What you will do –
Reproduce the records below exactly as they appear, omitting any pictures they contain.
┌─ Excerpted data
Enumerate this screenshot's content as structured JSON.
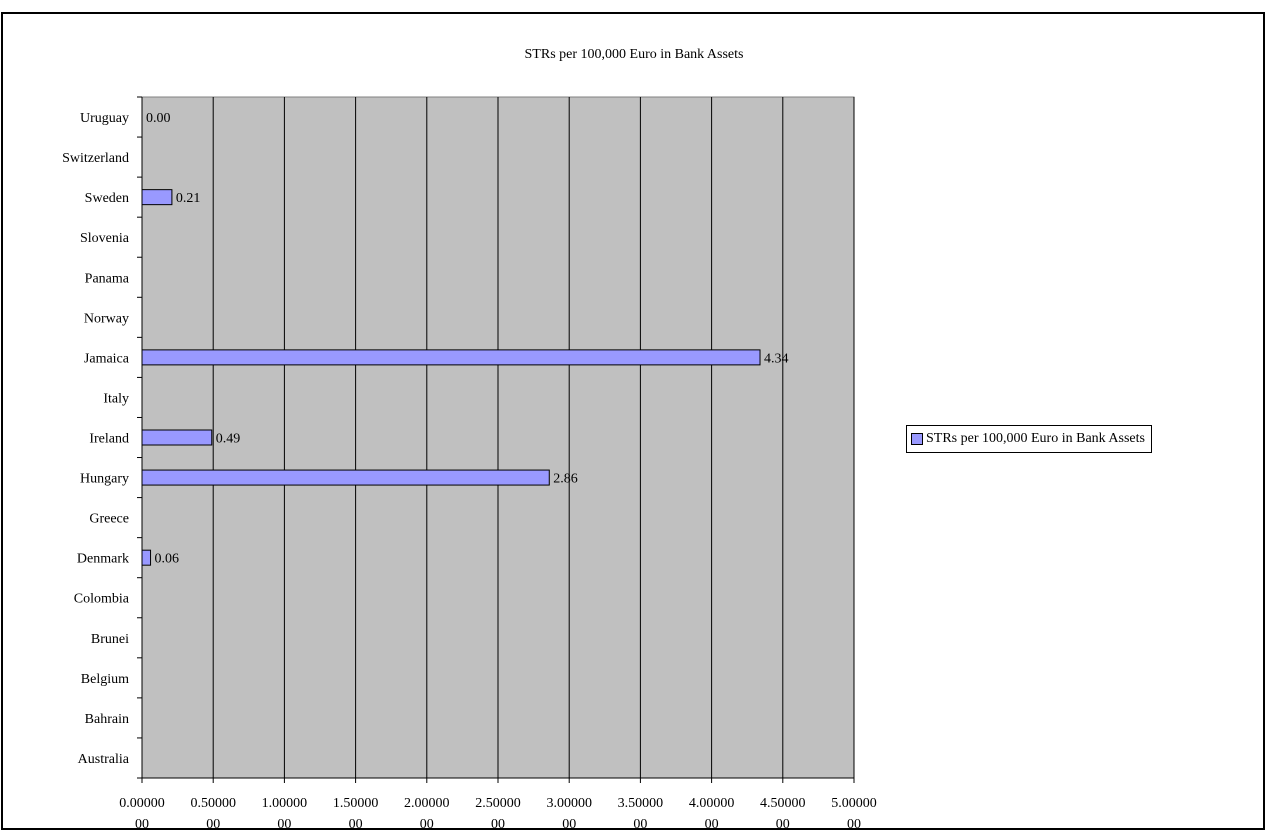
{
  "chart_data": {
    "type": "bar",
    "orientation": "horizontal",
    "title": "STRs per  100,000 Euro in Bank Assets",
    "xlabel": "",
    "ylabel": "",
    "categories": [
      "Uruguay",
      "Switzerland",
      "Sweden",
      "Slovenia",
      "Panama",
      "Norway",
      "Jamaica",
      "Italy",
      "Ireland",
      "Hungary",
      "Greece",
      "Denmark",
      "Colombia",
      "Brunei",
      "Belgium",
      "Bahrain",
      "Australia"
    ],
    "series": [
      {
        "name": "STRs per  100,000 Euro in Bank Assets",
        "values": [
          0.0,
          null,
          0.21,
          null,
          null,
          null,
          4.34,
          null,
          0.49,
          2.86,
          null,
          0.06,
          null,
          null,
          null,
          null,
          null
        ],
        "data_labels": [
          "0.00",
          "",
          "0.21",
          "",
          "",
          "",
          "4.34",
          "",
          "0.49",
          "2.86",
          "",
          "0.06",
          "",
          "",
          "",
          "",
          ""
        ]
      }
    ],
    "xlim": [
      0,
      5
    ],
    "xtick_labels": [
      [
        "0.00000",
        "00"
      ],
      [
        "0.50000",
        "00"
      ],
      [
        "1.00000",
        "00"
      ],
      [
        "1.50000",
        "00"
      ],
      [
        "2.00000",
        "00"
      ],
      [
        "2.50000",
        "00"
      ],
      [
        "3.00000",
        "00"
      ],
      [
        "3.50000",
        "00"
      ],
      [
        "4.00000",
        "00"
      ],
      [
        "4.50000",
        "00"
      ],
      [
        "5.00000",
        "00"
      ]
    ],
    "grid": "vertical",
    "legend_position": "right",
    "colors": {
      "bar": "#9999ff",
      "plot_background": "#c0c0c0",
      "gridline": "#000000"
    }
  }
}
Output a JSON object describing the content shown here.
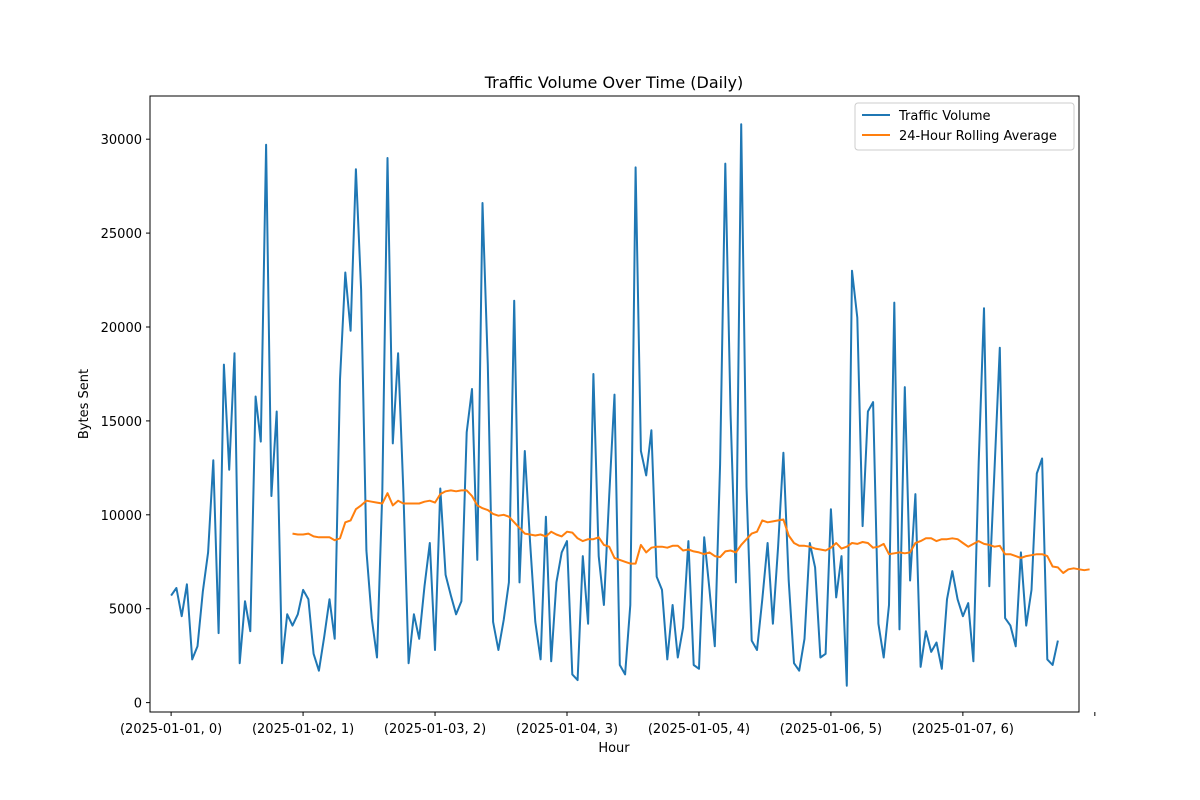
└─
Answer to the task –
Enumerate this screenshot's content as structured JSON.
{
  "chart_data": {
    "type": "bar",
    "orientation": "horizontal",
    "title": "STRs per  100,000 Euro in Bank Assets",
    "xlabel": "",
    "ylabel": "",
    "categories": [
      "Uruguay",
      "Switzerland",
      "Sweden",
      "Slovenia",
      "Panama",
      "Norway",
      "Jamaica",
      "Italy",
      "Ireland",
      "Hungary",
      "Greece",
      "Denmark",
      "Colombia",
      "Brunei",
      "Belgium",
      "Bahrain",
      "Australia"
    ],
    "series": [
      {
        "name": "STRs per  100,000 Euro in Bank Assets",
        "values": [
          0.0,
          null,
          0.21,
          null,
          null,
          null,
          4.34,
          null,
          0.49,
          2.86,
          null,
          0.06,
          null,
          null,
          null,
          null,
          null
        ],
        "data_labels": [
          "0.00",
          "",
          "0.21",
          "",
          "",
          "",
          "4.34",
          "",
          "0.49",
          "2.86",
          "",
          "0.06",
          "",
          "",
          "",
          "",
          ""
        ]
      }
    ],
    "xlim": [
      0,
      5
    ],
    "xtick_labels": [
      [
        "0.00000",
        "00"
      ],
      [
        "0.50000",
        "00"
      ],
      [
        "1.00000",
        "00"
      ],
      [
        "1.50000",
        "00"
      ],
      [
        "2.00000",
        "00"
      ],
      [
        "2.50000",
        "00"
      ],
      [
        "3.00000",
        "00"
      ],
      [
        "3.50000",
        "00"
      ],
      [
        "4.00000",
        "00"
      ],
      [
        "4.50000",
        "00"
      ],
      [
        "5.00000",
        "00"
      ]
    ],
    "grid": "vertical",
    "legend_position": "right",
    "colors": {
      "bar": "#9999ff",
      "plot_background": "#c0c0c0",
      "gridline": "#000000"
    }
  }
}
Output a JSON object describing the content shown here.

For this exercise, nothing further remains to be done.